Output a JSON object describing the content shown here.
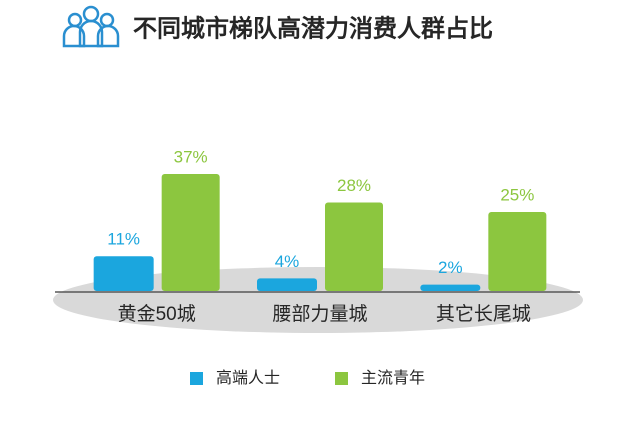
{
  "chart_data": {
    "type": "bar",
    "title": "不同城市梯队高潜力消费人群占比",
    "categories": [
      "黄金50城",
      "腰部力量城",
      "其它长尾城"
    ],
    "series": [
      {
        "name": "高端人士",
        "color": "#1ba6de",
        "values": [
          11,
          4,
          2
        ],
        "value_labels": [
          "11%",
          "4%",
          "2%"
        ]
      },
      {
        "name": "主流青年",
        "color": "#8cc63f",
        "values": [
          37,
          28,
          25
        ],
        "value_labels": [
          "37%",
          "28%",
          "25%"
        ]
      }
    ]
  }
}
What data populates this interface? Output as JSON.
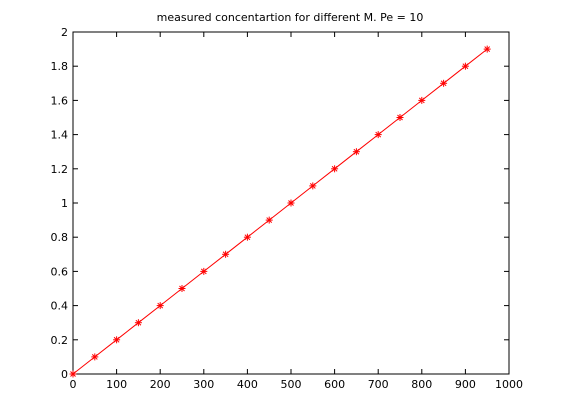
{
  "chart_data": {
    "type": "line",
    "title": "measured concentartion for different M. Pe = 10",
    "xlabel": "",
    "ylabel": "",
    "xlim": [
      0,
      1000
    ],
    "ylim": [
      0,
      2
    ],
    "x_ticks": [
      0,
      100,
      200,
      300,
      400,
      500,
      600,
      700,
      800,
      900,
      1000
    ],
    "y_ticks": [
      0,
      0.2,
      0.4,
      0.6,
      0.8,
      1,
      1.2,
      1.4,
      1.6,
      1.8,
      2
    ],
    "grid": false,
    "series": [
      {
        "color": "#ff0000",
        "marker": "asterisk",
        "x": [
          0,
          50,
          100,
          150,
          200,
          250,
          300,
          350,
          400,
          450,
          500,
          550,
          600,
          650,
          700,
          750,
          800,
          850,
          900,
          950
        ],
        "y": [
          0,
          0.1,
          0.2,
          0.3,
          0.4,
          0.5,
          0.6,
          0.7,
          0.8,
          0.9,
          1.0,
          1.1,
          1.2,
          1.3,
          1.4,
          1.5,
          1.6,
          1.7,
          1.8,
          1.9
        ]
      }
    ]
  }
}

=== Task instructions ===
Every line in the data above that contains "color" needs to be copied.

=== The answer ===
        "color": "#1ba6de",
        "color": "#8cc63f",
        "color": "#ff0000",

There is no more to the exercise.